### [WHAT THIS TASK INVOLVES]
Search the material below for the word "geglaubt" and copy every line in which it occurs.

### [INFORMATION SHOWN]

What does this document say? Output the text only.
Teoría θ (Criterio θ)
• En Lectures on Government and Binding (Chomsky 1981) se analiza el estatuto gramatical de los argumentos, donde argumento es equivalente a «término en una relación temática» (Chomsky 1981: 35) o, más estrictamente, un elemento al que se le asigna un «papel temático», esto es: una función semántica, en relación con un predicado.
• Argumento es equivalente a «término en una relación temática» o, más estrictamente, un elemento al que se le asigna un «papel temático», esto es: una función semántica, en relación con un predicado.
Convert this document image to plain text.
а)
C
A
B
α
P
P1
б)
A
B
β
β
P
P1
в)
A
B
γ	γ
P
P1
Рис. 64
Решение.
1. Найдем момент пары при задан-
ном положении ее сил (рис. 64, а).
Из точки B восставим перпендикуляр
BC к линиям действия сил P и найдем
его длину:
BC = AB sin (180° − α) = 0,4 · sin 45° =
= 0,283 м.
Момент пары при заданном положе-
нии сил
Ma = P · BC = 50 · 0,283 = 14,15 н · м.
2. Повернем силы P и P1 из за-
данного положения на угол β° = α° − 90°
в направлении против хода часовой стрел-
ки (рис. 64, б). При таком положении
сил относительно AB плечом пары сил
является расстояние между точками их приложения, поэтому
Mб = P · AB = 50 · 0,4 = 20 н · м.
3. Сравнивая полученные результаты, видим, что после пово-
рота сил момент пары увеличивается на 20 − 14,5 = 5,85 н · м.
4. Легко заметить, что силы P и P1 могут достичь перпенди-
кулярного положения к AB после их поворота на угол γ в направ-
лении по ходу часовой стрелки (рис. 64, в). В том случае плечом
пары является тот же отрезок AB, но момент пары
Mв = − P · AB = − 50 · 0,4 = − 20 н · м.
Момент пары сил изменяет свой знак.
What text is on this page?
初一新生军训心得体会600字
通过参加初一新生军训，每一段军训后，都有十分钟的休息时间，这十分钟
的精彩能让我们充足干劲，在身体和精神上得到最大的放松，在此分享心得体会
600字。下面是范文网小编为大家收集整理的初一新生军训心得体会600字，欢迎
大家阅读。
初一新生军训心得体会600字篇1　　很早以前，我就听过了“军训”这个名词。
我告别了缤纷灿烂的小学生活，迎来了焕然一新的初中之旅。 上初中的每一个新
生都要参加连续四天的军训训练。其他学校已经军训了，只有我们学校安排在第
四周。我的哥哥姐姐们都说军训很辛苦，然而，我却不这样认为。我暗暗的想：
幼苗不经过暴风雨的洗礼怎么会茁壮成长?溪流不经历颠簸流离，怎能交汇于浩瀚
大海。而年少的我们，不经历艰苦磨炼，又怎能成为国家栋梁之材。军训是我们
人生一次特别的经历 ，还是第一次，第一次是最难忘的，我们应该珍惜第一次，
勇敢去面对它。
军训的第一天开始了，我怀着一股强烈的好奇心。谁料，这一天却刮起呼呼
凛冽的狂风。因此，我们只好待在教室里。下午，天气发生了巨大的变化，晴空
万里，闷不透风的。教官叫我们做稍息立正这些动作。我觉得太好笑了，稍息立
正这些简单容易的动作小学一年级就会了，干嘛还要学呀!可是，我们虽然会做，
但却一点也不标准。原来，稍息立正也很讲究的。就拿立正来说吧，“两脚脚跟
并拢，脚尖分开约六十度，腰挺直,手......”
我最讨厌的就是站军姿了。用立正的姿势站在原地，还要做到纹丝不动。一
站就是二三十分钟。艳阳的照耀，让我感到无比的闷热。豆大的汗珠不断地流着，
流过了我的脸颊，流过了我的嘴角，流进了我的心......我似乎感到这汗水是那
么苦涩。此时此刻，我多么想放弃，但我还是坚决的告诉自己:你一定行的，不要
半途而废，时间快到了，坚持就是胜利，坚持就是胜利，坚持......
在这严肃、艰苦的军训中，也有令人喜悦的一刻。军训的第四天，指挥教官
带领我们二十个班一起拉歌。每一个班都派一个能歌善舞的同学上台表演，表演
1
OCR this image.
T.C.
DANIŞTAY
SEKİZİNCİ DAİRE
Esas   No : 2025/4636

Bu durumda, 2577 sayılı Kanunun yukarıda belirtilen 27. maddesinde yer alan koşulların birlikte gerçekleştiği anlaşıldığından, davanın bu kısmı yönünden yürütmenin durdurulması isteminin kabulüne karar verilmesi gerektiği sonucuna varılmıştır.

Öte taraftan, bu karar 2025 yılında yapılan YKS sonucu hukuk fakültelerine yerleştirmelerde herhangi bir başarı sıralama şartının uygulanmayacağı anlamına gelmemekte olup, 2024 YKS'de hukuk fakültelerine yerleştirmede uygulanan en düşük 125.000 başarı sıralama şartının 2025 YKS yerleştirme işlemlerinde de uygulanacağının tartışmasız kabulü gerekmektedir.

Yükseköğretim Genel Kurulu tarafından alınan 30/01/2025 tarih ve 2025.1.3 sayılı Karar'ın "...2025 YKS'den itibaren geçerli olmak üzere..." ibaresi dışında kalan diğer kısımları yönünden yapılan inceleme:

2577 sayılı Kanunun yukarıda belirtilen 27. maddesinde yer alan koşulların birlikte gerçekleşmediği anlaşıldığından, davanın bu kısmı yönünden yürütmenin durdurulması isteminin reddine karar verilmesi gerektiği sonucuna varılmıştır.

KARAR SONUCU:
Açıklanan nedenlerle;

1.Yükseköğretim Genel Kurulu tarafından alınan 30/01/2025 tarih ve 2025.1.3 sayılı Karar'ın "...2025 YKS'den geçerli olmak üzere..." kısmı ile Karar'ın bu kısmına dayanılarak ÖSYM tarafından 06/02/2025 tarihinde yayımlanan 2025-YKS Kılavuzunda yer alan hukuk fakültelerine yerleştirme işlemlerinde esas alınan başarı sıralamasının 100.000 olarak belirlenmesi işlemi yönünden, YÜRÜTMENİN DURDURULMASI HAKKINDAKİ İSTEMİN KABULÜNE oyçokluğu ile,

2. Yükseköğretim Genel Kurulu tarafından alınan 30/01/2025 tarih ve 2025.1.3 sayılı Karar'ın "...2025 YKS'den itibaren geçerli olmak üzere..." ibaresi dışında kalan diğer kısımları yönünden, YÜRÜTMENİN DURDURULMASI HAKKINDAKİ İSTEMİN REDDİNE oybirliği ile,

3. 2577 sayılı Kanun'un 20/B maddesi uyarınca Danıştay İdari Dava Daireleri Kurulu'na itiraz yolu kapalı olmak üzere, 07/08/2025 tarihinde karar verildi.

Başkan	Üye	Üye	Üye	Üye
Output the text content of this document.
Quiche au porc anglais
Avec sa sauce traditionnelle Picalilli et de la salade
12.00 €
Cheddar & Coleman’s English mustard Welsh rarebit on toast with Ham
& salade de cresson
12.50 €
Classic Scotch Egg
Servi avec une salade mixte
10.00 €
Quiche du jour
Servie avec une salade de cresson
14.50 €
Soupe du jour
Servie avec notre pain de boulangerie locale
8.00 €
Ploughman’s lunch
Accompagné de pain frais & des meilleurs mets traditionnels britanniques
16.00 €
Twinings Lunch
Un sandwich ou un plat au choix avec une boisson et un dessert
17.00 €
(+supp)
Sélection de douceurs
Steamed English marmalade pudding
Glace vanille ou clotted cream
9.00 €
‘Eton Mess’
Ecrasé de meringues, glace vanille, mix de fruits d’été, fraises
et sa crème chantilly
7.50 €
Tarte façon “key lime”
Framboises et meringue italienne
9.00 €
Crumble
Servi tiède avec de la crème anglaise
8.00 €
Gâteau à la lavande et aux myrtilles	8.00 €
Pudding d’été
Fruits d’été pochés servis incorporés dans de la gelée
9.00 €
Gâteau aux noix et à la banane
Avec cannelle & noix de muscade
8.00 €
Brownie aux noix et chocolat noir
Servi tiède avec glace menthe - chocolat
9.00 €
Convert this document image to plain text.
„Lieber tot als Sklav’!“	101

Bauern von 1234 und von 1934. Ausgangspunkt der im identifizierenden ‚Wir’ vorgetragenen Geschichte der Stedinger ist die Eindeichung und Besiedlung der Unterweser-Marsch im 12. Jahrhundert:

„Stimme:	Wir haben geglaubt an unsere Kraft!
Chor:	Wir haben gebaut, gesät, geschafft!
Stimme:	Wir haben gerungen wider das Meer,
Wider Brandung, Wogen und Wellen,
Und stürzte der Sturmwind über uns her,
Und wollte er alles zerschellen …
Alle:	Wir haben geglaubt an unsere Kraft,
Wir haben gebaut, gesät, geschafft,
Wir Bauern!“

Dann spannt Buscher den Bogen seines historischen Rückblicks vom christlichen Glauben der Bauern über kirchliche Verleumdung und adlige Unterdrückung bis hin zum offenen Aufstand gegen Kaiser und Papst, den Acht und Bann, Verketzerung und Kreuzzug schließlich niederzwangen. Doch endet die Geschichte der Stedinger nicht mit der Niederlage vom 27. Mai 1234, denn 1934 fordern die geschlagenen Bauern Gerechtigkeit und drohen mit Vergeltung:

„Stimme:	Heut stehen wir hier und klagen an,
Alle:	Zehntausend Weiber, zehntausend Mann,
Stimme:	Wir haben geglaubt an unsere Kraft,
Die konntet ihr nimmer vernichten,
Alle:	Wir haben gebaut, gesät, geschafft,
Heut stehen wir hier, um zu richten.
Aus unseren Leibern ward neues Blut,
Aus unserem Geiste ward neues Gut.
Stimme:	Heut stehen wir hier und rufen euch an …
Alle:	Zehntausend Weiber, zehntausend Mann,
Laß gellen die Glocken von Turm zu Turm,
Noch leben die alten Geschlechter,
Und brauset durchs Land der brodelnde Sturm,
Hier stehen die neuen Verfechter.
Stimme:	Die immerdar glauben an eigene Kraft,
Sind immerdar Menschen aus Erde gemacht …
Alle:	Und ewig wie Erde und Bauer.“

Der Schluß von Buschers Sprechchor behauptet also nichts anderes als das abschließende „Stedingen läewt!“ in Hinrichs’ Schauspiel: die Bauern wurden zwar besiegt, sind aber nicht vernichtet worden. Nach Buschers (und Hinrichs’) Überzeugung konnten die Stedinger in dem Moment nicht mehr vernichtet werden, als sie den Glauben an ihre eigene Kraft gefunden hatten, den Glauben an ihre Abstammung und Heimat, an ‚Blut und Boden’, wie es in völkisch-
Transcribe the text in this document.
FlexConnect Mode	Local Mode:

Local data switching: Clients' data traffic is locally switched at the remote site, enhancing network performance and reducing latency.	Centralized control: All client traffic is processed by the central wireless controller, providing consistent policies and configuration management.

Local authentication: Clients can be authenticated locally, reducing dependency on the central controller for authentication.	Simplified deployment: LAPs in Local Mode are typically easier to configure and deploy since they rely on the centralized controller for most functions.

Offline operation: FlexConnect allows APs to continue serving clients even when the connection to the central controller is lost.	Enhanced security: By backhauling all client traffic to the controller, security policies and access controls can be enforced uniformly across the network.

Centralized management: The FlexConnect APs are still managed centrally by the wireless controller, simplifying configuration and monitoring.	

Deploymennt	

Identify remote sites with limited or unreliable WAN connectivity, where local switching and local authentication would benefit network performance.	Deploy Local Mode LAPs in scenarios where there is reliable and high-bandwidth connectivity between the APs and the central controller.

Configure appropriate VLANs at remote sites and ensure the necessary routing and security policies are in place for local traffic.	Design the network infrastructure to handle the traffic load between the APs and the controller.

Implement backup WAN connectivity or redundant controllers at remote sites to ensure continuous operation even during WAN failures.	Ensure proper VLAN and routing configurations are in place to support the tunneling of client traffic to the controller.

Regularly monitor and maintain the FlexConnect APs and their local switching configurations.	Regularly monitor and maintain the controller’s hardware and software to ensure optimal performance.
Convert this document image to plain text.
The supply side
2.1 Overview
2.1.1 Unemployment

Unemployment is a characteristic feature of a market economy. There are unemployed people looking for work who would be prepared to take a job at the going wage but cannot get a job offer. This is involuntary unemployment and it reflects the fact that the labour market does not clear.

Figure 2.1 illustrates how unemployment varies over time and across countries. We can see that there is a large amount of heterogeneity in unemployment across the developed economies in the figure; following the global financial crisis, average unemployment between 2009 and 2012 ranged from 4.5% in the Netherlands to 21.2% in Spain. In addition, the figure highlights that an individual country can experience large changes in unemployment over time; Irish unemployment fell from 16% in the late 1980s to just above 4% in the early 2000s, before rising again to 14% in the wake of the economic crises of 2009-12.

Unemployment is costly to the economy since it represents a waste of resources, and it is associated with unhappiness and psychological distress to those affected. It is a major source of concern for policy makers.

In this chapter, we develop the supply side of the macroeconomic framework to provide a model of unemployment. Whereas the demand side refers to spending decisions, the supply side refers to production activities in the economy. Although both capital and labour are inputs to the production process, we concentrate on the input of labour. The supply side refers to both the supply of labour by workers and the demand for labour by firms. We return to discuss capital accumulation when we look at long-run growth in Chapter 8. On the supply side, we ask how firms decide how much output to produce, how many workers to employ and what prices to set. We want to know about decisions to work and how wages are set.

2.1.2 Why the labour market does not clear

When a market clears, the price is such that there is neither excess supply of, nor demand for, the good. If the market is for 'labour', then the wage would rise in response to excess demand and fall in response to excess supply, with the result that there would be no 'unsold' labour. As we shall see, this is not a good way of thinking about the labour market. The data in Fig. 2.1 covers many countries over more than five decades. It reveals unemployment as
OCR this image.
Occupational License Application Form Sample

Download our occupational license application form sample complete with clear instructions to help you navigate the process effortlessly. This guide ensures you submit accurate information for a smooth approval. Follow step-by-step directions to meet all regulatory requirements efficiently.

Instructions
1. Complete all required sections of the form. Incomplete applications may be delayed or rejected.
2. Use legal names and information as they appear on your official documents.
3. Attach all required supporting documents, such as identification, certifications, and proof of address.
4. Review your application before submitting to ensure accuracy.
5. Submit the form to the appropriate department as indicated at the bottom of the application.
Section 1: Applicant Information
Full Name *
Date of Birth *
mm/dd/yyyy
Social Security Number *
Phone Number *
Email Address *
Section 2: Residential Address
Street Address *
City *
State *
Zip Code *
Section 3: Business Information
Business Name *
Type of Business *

### [WRITTEN RESPONSE]
„Stimme:	Wir haben geglaubt an unsere Kraft!
Alle:	Wir haben geglaubt an unsere Kraft,
Stimme:	Wir haben geglaubt an unsere Kraft,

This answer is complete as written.